» **Short task**: Set the data down again, exactly as it reads, but without the pictures.

======

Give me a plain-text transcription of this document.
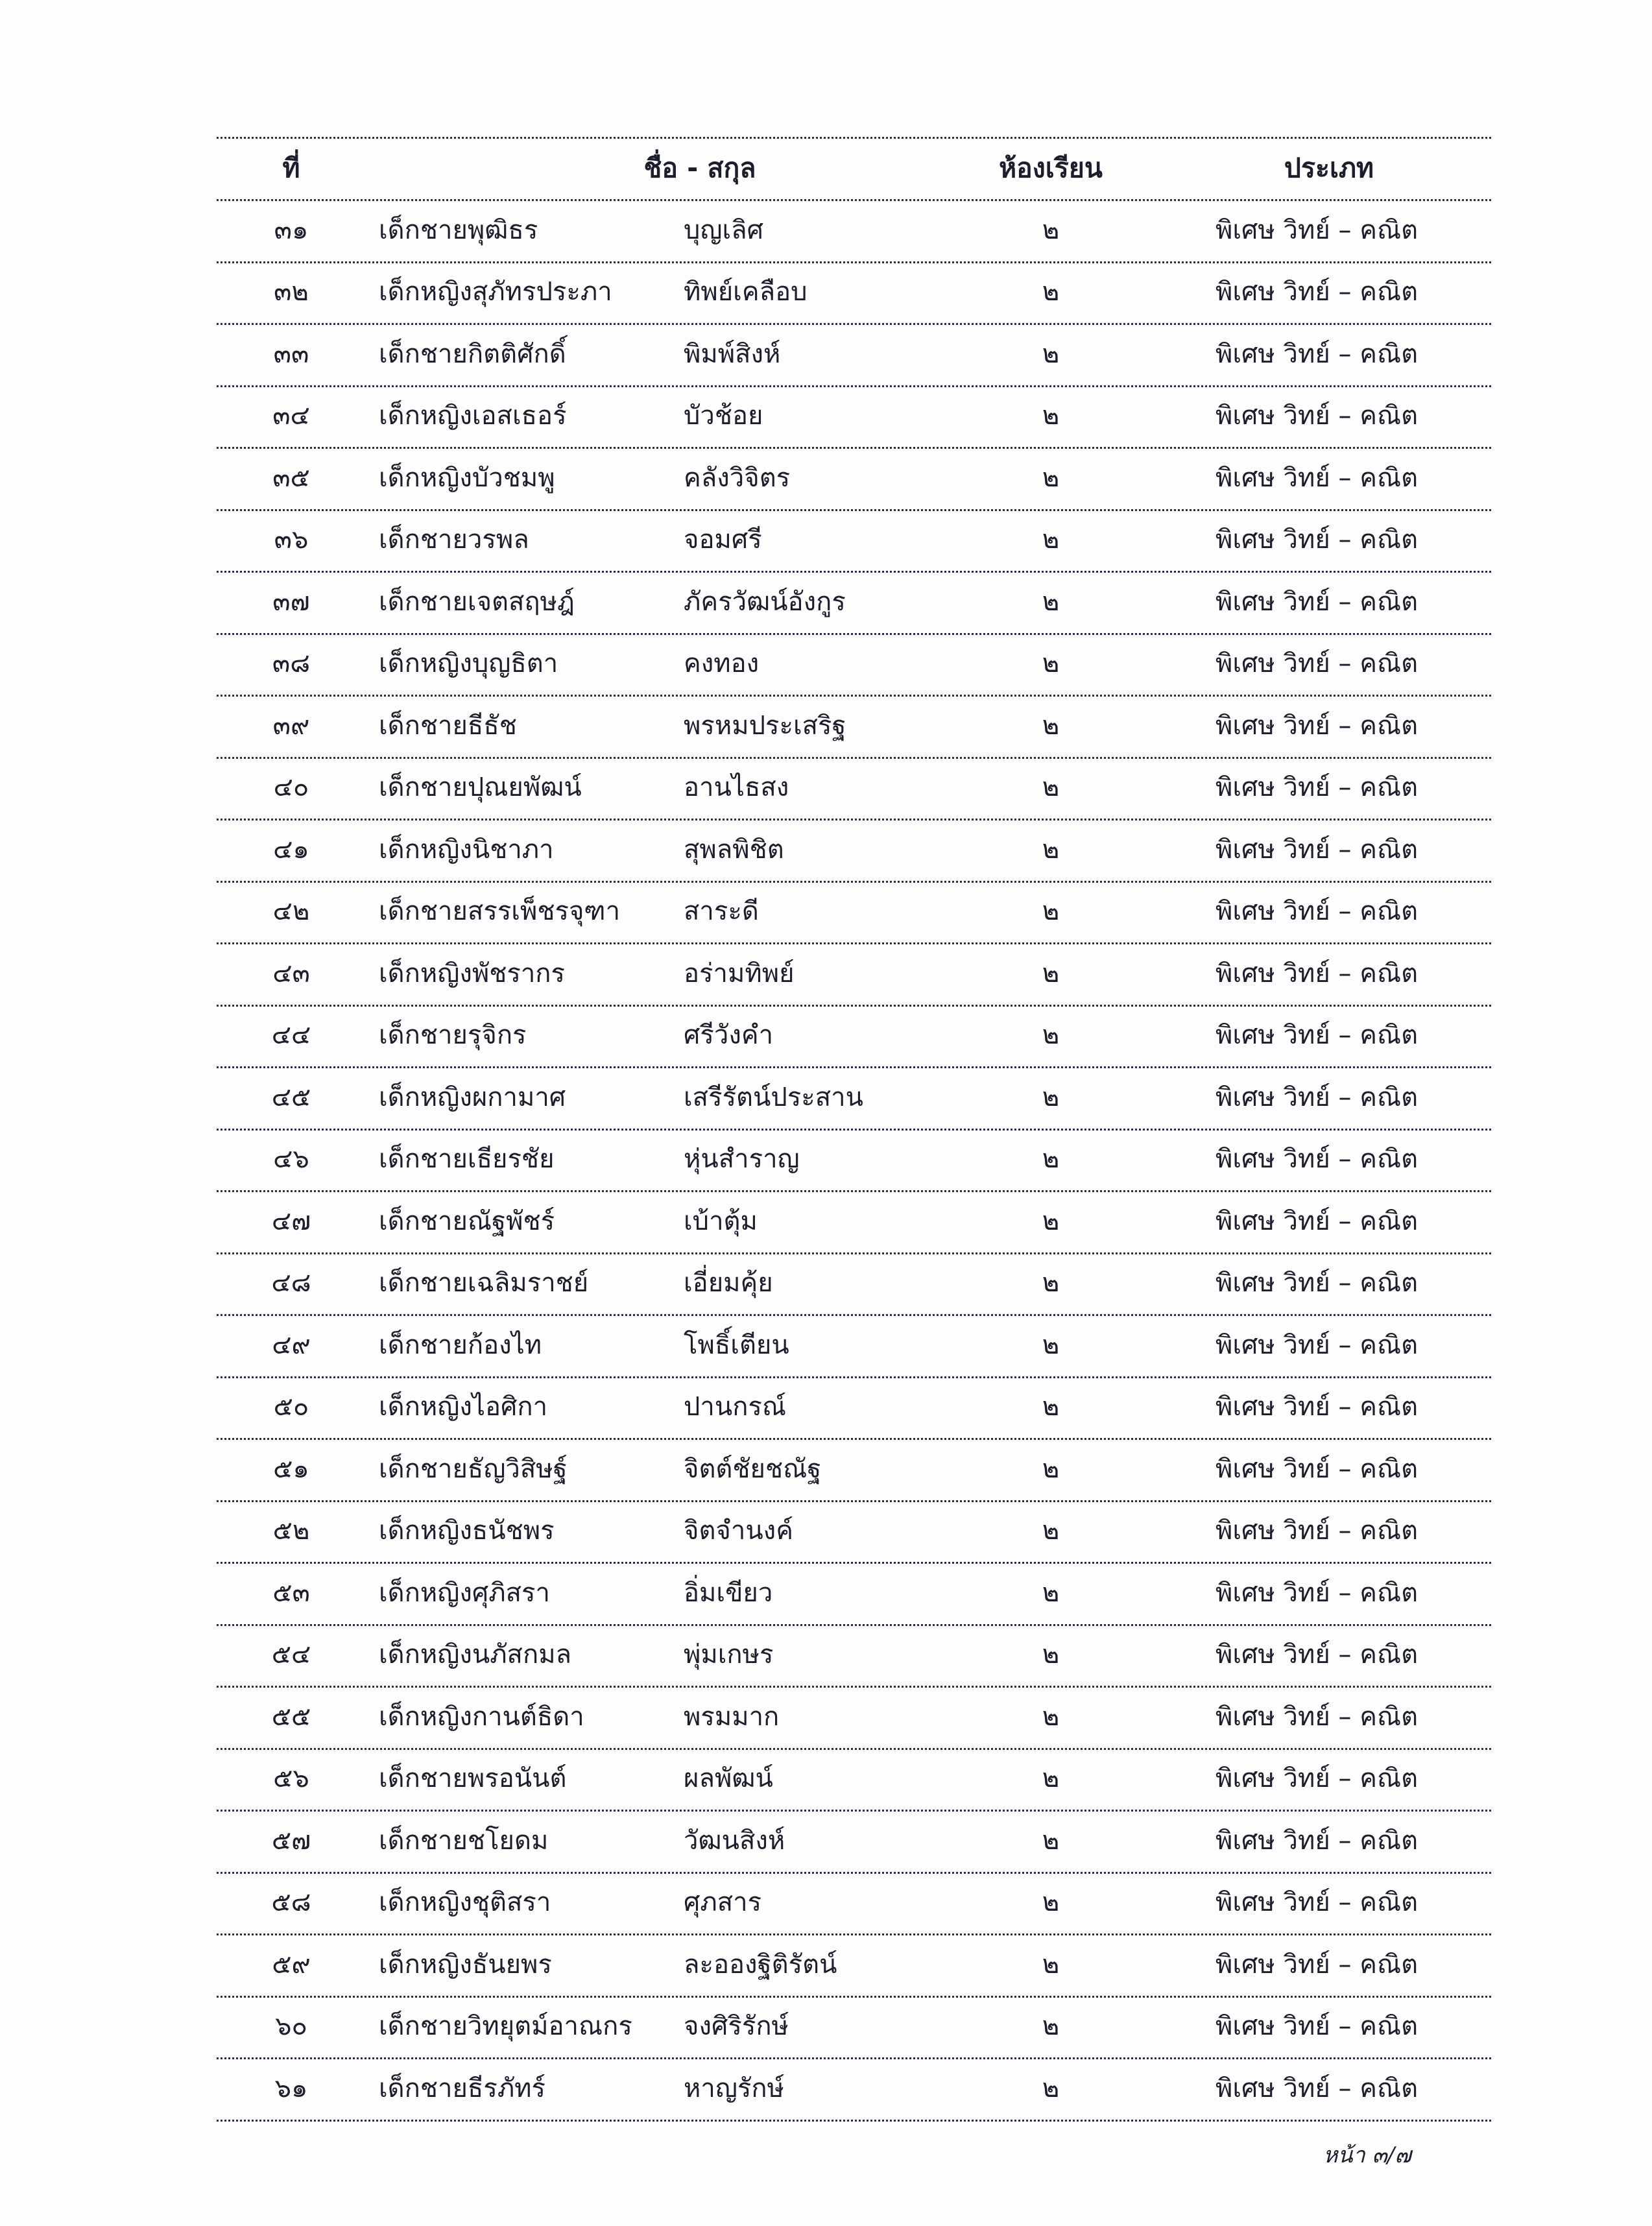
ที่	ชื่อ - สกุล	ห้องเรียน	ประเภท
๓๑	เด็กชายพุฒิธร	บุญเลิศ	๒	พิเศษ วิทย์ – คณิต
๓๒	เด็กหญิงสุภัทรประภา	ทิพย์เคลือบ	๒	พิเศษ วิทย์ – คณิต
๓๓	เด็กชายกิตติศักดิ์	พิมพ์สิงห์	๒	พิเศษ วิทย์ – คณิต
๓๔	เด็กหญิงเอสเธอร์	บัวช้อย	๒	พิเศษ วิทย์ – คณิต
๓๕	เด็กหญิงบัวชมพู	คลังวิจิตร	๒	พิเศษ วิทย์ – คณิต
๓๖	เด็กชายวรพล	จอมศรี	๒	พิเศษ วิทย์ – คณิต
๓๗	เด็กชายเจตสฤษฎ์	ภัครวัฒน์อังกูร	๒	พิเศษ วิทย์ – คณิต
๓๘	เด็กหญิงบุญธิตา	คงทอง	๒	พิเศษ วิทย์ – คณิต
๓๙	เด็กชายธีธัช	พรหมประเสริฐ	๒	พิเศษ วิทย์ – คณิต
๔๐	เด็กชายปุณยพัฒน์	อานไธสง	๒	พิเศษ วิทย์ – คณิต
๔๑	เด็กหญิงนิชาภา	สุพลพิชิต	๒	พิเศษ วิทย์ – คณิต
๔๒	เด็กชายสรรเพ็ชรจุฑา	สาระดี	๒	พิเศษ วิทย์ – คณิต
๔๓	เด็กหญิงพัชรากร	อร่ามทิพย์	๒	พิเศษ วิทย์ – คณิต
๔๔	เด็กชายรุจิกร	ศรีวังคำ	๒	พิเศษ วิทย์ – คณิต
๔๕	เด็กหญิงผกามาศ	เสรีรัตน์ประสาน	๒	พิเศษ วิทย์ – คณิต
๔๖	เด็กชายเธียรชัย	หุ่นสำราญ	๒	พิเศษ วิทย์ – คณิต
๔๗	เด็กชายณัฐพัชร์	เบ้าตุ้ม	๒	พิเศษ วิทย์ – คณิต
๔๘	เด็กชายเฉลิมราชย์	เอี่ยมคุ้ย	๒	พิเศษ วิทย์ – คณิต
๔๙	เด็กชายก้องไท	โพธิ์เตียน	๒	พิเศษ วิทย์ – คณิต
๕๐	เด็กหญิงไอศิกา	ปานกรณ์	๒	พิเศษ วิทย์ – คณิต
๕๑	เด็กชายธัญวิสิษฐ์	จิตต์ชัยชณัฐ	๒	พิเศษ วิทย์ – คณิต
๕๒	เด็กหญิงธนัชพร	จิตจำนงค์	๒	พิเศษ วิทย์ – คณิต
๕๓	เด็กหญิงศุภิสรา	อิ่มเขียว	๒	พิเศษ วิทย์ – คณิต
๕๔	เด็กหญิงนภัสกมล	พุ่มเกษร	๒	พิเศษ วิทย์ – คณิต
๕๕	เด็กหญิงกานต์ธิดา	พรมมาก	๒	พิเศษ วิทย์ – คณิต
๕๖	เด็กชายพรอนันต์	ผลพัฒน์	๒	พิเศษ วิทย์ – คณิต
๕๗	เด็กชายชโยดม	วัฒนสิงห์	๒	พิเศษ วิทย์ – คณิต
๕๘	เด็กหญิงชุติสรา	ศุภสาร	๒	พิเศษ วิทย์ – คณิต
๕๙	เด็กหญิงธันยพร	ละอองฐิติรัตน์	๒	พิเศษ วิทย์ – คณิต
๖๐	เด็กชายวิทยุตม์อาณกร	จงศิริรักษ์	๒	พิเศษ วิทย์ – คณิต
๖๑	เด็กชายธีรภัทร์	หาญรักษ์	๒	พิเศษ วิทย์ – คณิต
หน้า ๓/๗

======

» **Exercise response**:
Give me a plain-text transcription of this document.
ที่	ชื่อ - สกุล	ห้องเรียน	ประเภท
๓๑	เด็กชายพุฒิธร	บุญเลิศ	๒	พิเศษ วิทย์ – คณิต
๓๒	เด็กหญิงสุภัทรประภา	ทิพย์เคลือบ	๒	พิเศษ วิทย์ – คณิต
๓๓	เด็กชายกิตติศักดิ์	พิมพ์สิงห์	๒	พิเศษ วิทย์ – คณิต
๓๔	เด็กหญิงเอสเธอร์	บัวช้อย	๒	พิเศษ วิทย์ – คณิต
๓๕	เด็กหญิงบัวชมพู	คลังวิจิตร	๒	พิเศษ วิทย์ – คณิต
๓๖	เด็กชายวรพล	จอมศรี	๒	พิเศษ วิทย์ – คณิต
๓๗	เด็กชายเจตสฤษฎ์	ภัครวัฒน์อังกูร	๒	พิเศษ วิทย์ – คณิต
๓๘	เด็กหญิงบุญธิตา	คงทอง	๒	พิเศษ วิทย์ – คณิต
๓๙	เด็กชายธีธัช	พรหมประเสริฐ	๒	พิเศษ วิทย์ – คณิต
๔๐	เด็กชายปุณยพัฒน์	อานไธสง	๒	พิเศษ วิทย์ – คณิต
๔๑	เด็กหญิงนิชาภา	สุพลพิชิต	๒	พิเศษ วิทย์ – คณิต
๔๒	เด็กชายสรรเพ็ชรจุฑา	สาระดี	๒	พิเศษ วิทย์ – คณิต
๔๓	เด็กหญิงพัชรากร	อร่ามทิพย์	๒	พิเศษ วิทย์ – คณิต
๔๔	เด็กชายรุจิกร	ศรีวังคำ	๒	พิเศษ วิทย์ – คณิต
๔๕	เด็กหญิงผกามาศ	เสรีรัตน์ประสาน	๒	พิเศษ วิทย์ – คณิต
๔๖	เด็กชายเธียรชัย	หุ่นสำราญ	๒	พิเศษ วิทย์ – คณิต
๔๗	เด็กชายณัฐพัชร์	เบ้าตุ้ม	๒	พิเศษ วิทย์ – คณิต
๔๘	เด็กชายเฉลิมราชย์	เอี่ยมคุ้ย	๒	พิเศษ วิทย์ – คณิต
๔๙	เด็กชายก้องไท	โพธิ์เตียน	๒	พิเศษ วิทย์ – คณิต
๕๐	เด็กหญิงไอศิกา	ปานกรณ์	๒	พิเศษ วิทย์ – คณิต
๕๑	เด็กชายธัญวิสิษฐ์	จิตต์ชัยชณัฐ	๒	พิเศษ วิทย์ – คณิต
๕๒	เด็กหญิงธนัชพร	จิตจำนงค์	๒	พิเศษ วิทย์ – คณิต
๕๓	เด็กหญิงศุภิสรา	อิ่มเขียว	๒	พิเศษ วิทย์ – คณิต
๕๔	เด็กหญิงนภัสกมล	พุ่มเกษร	๒	พิเศษ วิทย์ – คณิต
๕๕	เด็กหญิงกานต์ธิดา	พรมมาก	๒	พิเศษ วิทย์ – คณิต
๕๖	เด็กชายพรอนันต์	ผลพัฒน์	๒	พิเศษ วิทย์ – คณิต
๕๗	เด็กชายชโยดม	วัฒนสิงห์	๒	พิเศษ วิทย์ – คณิต
๕๘	เด็กหญิงชุติสรา	ศุภสาร	๒	พิเศษ วิทย์ – คณิต
๕๙	เด็กหญิงธันยพร	ละอองฐิติรัตน์	๒	พิเศษ วิทย์ – คณิต
๖๐	เด็กชายวิทยุตม์อาณกร	จงศิริรักษ์	๒	พิเศษ วิทย์ – คณิต
๖๑	เด็กชายธีรภัทร์	หาญรักษ์	๒	พิเศษ วิทย์ – คณิต
หน้า ๓/๗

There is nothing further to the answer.